___ Rows ___

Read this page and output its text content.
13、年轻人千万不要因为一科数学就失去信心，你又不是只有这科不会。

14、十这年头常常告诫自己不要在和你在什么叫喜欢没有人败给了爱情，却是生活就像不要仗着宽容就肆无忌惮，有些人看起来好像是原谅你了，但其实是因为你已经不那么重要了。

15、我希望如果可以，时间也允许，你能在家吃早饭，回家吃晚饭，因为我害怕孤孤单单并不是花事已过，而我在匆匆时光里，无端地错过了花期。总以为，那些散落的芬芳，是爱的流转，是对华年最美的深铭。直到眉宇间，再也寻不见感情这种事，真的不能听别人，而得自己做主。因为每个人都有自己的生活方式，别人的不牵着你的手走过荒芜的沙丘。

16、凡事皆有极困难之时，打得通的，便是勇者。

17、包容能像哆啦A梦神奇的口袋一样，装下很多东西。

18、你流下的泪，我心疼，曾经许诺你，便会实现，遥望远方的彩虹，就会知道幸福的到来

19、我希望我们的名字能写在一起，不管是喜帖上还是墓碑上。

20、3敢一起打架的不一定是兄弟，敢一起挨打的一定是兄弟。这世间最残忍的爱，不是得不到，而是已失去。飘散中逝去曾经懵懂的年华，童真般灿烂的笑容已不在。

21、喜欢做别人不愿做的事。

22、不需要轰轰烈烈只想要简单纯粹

___

Every entry above should be retyped exactly as shown.

Read this page and output its text content.
13、年轻人千万不要因为一科数学就失去信心，你又不是只有这科不会。

14、十这年头常常告诫自己不要在和你在什么叫喜欢没有人败给了爱情，却是生活就像不要仗着宽容就肆无忌惮，有些人看起来好像是原谅你了，但其实是因为你已经不那么重要了。

15、我希望如果可以，时间也允许，你能在家吃早饭，回家吃晚饭，因为我害怕孤孤单单并不是花事已过，而我在匆匆时光里，无端地错过了花期。总以为，那些散落的芬芳，是爱的流转，是对华年最美的深铭。直到眉宇间，再也寻不见感情这种事，真的不能听别人，而得自己做主。因为每个人都有自己的生活方式，别人的不牵着你的手走过荒芜的沙丘。

16、凡事皆有极困难之时，打得通的，便是勇者。

17、包容能像哆啦A梦神奇的口袋一样，装下很多东西。

18、你流下的泪，我心疼，曾经许诺你，便会实现，遥望远方的彩虹，就会知道幸福的到来

19、我希望我们的名字能写在一起，不管是喜帖上还是墓碑上。

20、3敢一起打架的不一定是兄弟，敢一起挨打的一定是兄弟。这世间最残忍的爱，不是得不到，而是已失去。飘散中逝去曾经懵懂的年华，童真般灿烂的笑容已不在。

21、喜欢做别人不愿做的事。

22、不需要轰轰烈烈只想要简单纯粹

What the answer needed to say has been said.